[Data entries]

--------------------------------

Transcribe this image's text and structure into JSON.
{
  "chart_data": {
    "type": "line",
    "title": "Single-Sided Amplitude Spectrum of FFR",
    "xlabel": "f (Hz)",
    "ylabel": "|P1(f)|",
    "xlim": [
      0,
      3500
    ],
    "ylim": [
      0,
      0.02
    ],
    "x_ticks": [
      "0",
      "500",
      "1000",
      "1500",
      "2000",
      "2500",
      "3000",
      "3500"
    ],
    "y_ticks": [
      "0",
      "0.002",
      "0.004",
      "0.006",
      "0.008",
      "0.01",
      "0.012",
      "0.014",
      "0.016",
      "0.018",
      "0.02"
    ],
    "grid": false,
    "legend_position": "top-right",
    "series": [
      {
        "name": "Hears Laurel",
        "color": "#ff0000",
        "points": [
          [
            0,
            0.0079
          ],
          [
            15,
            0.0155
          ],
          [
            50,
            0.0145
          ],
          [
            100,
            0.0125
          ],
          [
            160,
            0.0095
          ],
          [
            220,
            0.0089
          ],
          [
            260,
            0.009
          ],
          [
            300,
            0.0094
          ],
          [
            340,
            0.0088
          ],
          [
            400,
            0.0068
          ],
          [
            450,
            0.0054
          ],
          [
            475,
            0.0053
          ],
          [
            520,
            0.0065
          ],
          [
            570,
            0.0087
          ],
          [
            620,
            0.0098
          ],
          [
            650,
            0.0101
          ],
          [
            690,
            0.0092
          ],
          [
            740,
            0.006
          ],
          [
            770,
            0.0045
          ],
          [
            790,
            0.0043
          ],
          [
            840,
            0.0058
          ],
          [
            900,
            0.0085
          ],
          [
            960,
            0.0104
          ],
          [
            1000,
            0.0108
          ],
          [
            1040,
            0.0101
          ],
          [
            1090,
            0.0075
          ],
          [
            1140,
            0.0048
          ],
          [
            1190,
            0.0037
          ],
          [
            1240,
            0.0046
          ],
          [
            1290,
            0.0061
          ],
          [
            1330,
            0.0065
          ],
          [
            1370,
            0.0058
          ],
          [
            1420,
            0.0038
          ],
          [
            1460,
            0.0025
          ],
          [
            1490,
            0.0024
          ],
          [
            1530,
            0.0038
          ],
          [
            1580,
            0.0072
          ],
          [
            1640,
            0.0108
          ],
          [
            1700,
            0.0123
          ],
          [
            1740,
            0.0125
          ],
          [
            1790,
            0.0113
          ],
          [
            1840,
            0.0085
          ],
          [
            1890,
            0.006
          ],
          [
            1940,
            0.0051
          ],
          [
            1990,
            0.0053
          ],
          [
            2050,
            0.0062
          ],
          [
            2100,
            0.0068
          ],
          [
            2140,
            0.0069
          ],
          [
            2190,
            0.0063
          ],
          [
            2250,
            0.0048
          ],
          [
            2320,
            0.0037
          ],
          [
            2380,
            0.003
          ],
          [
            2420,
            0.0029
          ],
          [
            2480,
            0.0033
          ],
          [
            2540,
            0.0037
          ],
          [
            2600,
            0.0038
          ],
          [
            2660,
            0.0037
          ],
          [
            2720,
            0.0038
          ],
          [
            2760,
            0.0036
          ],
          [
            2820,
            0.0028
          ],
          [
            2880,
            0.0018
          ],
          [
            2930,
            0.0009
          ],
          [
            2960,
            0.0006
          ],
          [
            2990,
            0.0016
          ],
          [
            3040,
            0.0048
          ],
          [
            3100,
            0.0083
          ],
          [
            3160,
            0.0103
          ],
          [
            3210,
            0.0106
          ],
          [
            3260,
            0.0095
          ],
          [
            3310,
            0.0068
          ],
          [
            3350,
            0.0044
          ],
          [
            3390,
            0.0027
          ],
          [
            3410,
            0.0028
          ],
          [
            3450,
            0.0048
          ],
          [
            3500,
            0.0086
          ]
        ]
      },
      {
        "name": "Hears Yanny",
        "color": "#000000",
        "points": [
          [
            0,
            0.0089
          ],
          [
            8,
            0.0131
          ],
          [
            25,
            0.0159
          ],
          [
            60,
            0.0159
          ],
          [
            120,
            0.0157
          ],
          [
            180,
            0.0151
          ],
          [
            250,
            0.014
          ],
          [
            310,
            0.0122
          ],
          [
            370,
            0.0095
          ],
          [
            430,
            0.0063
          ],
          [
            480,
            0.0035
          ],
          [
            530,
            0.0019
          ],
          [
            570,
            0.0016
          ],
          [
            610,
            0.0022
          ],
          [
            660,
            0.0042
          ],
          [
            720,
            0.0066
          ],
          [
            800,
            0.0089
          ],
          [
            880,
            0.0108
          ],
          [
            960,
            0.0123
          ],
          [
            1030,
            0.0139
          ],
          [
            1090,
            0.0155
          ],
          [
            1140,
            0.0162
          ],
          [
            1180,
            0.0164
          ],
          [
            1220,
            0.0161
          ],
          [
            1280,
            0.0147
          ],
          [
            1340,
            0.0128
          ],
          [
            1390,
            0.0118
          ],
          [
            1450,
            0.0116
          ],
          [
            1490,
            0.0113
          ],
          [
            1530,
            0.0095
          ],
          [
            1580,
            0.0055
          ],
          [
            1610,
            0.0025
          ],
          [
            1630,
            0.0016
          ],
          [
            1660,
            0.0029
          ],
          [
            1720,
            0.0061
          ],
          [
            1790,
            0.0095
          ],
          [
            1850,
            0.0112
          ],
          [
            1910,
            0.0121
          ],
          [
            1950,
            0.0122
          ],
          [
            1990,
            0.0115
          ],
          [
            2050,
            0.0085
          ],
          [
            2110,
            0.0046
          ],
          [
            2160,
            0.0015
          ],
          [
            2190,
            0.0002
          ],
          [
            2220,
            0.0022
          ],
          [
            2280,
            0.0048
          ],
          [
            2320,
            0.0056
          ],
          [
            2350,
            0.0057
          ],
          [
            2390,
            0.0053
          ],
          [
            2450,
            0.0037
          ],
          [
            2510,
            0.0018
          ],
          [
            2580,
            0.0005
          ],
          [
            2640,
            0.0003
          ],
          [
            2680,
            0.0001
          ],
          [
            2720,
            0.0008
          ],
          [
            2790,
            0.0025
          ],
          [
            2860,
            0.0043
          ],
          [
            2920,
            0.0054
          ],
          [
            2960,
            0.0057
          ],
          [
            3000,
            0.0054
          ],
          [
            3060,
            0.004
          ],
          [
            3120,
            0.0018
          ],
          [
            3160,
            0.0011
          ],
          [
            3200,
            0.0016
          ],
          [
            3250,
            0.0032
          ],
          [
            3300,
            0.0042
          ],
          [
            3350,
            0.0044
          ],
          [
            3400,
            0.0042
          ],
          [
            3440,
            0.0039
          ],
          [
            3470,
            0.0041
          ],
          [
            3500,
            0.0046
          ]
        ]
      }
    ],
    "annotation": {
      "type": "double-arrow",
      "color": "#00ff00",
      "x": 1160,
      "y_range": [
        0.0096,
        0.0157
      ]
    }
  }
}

--------------------------------

Using the exact wording, write out all of the records.

_RESULT_:
Transcribe this image's text and structure into JSON.
{
  "chart_data": {
    "type": "line",
    "title": "Single-Sided Amplitude Spectrum of FFR",
    "xlabel": "f (Hz)",
    "ylabel": "|P1(f)|",
    "xlim": [
      0,
      3500
    ],
    "ylim": [
      0,
      0.02
    ],
    "x_ticks": [
      "0",
      "500",
      "1000",
      "1500",
      "2000",
      "2500",
      "3000",
      "3500"
    ],
    "y_ticks": [
      "0",
      "0.002",
      "0.004",
      "0.006",
      "0.008",
      "0.01",
      "0.012",
      "0.014",
      "0.016",
      "0.018",
      "0.02"
    ],
    "grid": false,
    "legend_position": "top-right",
    "series": [
      {
        "name": "Hears Laurel",
        "color": "#ff0000",
        "points": [
          [
            0,
            0.0079
          ],
          [
            15,
            0.0155
          ],
          [
            50,
            0.0145
          ],
          [
            100,
            0.0125
          ],
          [
            160,
            0.0095
          ],
          [
            220,
            0.0089
          ],
          [
            260,
            0.009
          ],
          [
            300,
            0.0094
          ],
          [
            340,
            0.0088
          ],
          [
            400,
            0.0068
          ],
          [
            450,
            0.0054
          ],
          [
            475,
            0.0053
          ],
          [
            520,
            0.0065
          ],
          [
            570,
            0.0087
          ],
          [
            620,
            0.0098
          ],
          [
            650,
            0.0101
          ],
          [
            690,
            0.0092
          ],
          [
            740,
            0.006
          ],
          [
            770,
            0.0045
          ],
          [
            790,
            0.0043
          ],
          [
            840,
            0.0058
          ],
          [
            900,
            0.0085
          ],
          [
            960,
            0.0104
          ],
          [
            1000,
            0.0108
          ],
          [
            1040,
            0.0101
          ],
          [
            1090,
            0.0075
          ],
          [
            1140,
            0.0048
          ],
          [
            1190,
            0.0037
          ],
          [
            1240,
            0.0046
          ],
          [
            1290,
            0.0061
          ],
          [
            1330,
            0.0065
          ],
          [
            1370,
            0.0058
          ],
          [
            1420,
            0.0038
          ],
          [
            1460,
            0.0025
          ],
          [
            1490,
            0.0024
          ],
          [
            1530,
            0.0038
          ],
          [
            1580,
            0.0072
          ],
          [
            1640,
            0.0108
          ],
          [
            1700,
            0.0123
          ],
          [
            1740,
            0.0125
          ],
          [
            1790,
            0.0113
          ],
          [
            1840,
            0.0085
          ],
          [
            1890,
            0.006
          ],
          [
            1940,
            0.0051
          ],
          [
            1990,
            0.0053
          ],
          [
            2050,
            0.0062
          ],
          [
            2100,
            0.0068
          ],
          [
            2140,
            0.0069
          ],
          [
            2190,
            0.0063
          ],
          [
            2250,
            0.0048
          ],
          [
            2320,
            0.0037
          ],
          [
            2380,
            0.003
          ],
          [
            2420,
            0.0029
          ],
          [
            2480,
            0.0033
          ],
          [
            2540,
            0.0037
          ],
          [
            2600,
            0.0038
          ],
          [
            2660,
            0.0037
          ],
          [
            2720,
            0.0038
          ],
          [
            2760,
            0.0036
          ],
          [
            2820,
            0.0028
          ],
          [
            2880,
            0.0018
          ],
          [
            2930,
            0.0009
          ],
          [
            2960,
            0.0006
          ],
          [
            2990,
            0.0016
          ],
          [
            3040,
            0.0048
          ],
          [
            3100,
            0.0083
          ],
          [
            3160,
            0.0103
          ],
          [
            3210,
            0.0106
          ],
          [
            3260,
            0.0095
          ],
          [
            3310,
            0.0068
          ],
          [
            3350,
            0.0044
          ],
          [
            3390,
            0.0027
          ],
          [
            3410,
            0.0028
          ],
          [
            3450,
            0.0048
          ],
          [
            3500,
            0.0086
          ]
        ]
      },
      {
        "name": "Hears Yanny",
        "color": "#000000",
        "points": [
          [
            0,
            0.0089
          ],
          [
            8,
            0.0131
          ],
          [
            25,
            0.0159
          ],
          [
            60,
            0.0159
          ],
          [
            120,
            0.0157
          ],
          [
            180,
            0.0151
          ],
          [
            250,
            0.014
          ],
          [
            310,
            0.0122
          ],
          [
            370,
            0.0095
          ],
          [
            430,
            0.0063
          ],
          [
            480,
            0.0035
          ],
          [
            530,
            0.0019
          ],
          [
            570,
            0.0016
          ],
          [
            610,
            0.0022
          ],
          [
            660,
            0.0042
          ],
          [
            720,
            0.0066
          ],
          [
            800,
            0.0089
          ],
          [
            880,
            0.0108
          ],
          [
            960,
            0.0123
          ],
          [
            1030,
            0.0139
          ],
          [
            1090,
            0.0155
          ],
          [
            1140,
            0.0162
          ],
          [
            1180,
            0.0164
          ],
          [
            1220,
            0.0161
          ],
          [
            1280,
            0.0147
          ],
          [
            1340,
            0.0128
          ],
          [
            1390,
            0.0118
          ],
          [
            1450,
            0.0116
          ],
          [
            1490,
            0.0113
          ],
          [
            1530,
            0.0095
          ],
          [
            1580,
            0.0055
          ],
          [
            1610,
            0.0025
          ],
          [
            1630,
            0.0016
          ],
          [
            1660,
            0.0029
          ],
          [
            1720,
            0.0061
          ],
          [
            1790,
            0.0095
          ],
          [
            1850,
            0.0112
          ],
          [
            1910,
            0.0121
          ],
          [
            1950,
            0.0122
          ],
          [
            1990,
            0.0115
          ],
          [
            2050,
            0.0085
          ],
          [
            2110,
            0.0046
          ],
          [
            2160,
            0.0015
          ],
          [
            2190,
            0.0002
          ],
          [
            2220,
            0.0022
          ],
          [
            2280,
            0.0048
          ],
          [
            2320,
            0.0056
          ],
          [
            2350,
            0.0057
          ],
          [
            2390,
            0.0053
          ],
          [
            2450,
            0.0037
          ],
          [
            2510,
            0.0018
          ],
          [
            2580,
            0.0005
          ],
          [
            2640,
            0.0003
          ],
          [
            2680,
            0.0001
          ],
          [
            2720,
            0.0008
          ],
          [
            2790,
            0.0025
          ],
          [
            2860,
            0.0043
          ],
          [
            2920,
            0.0054
          ],
          [
            2960,
            0.0057
          ],
          [
            3000,
            0.0054
          ],
          [
            3060,
            0.004
          ],
          [
            3120,
            0.0018
          ],
          [
            3160,
            0.0011
          ],
          [
            3200,
            0.0016
          ],
          [
            3250,
            0.0032
          ],
          [
            3300,
            0.0042
          ],
          [
            3350,
            0.0044
          ],
          [
            3400,
            0.0042
          ],
          [
            3440,
            0.0039
          ],
          [
            3470,
            0.0041
          ],
          [
            3500,
            0.0046
          ]
        ]
      }
    ],
    "annotation": {
      "type": "double-arrow",
      "color": "#00ff00",
      "x": 1160,
      "y_range": [
        0.0096,
        0.0157
      ]
    }
  }
}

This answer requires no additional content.